What to work on
Identify each line below that contains the word "Growth", and copy it out.
::::
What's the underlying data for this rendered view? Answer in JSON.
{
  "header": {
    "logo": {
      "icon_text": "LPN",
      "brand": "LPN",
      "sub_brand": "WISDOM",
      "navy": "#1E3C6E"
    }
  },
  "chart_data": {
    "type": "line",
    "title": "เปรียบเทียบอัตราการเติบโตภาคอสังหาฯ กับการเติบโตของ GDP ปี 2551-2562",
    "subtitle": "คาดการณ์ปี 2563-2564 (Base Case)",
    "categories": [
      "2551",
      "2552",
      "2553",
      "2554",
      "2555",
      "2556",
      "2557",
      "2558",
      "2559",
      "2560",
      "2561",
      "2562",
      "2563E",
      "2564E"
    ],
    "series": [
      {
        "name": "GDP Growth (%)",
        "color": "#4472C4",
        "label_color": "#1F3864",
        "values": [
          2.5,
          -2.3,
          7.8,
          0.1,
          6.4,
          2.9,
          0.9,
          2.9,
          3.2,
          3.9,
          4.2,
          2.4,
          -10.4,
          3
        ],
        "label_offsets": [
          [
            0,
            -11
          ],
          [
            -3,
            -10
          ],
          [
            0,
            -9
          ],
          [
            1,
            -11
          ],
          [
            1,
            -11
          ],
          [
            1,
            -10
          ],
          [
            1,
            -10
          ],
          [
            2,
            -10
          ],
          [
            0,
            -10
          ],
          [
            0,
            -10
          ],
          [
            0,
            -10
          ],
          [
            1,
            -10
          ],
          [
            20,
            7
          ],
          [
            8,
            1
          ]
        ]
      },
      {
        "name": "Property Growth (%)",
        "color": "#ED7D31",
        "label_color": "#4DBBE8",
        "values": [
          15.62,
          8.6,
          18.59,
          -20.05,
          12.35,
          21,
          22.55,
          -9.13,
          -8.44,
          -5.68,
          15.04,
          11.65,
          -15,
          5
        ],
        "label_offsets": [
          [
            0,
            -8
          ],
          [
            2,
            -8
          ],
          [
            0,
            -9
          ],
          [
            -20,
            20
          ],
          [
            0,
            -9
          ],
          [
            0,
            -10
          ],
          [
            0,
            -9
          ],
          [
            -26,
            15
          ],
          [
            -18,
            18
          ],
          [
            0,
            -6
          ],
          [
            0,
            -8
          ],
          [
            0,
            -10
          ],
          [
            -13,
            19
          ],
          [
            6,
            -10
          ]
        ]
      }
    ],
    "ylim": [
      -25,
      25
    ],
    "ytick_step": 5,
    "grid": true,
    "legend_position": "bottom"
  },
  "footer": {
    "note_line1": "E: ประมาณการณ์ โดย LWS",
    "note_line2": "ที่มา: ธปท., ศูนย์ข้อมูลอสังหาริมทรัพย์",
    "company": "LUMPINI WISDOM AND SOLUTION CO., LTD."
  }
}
::::
Worked solution
        "name": "GDP Growth (%)",
        "name": "Property Growth (%)",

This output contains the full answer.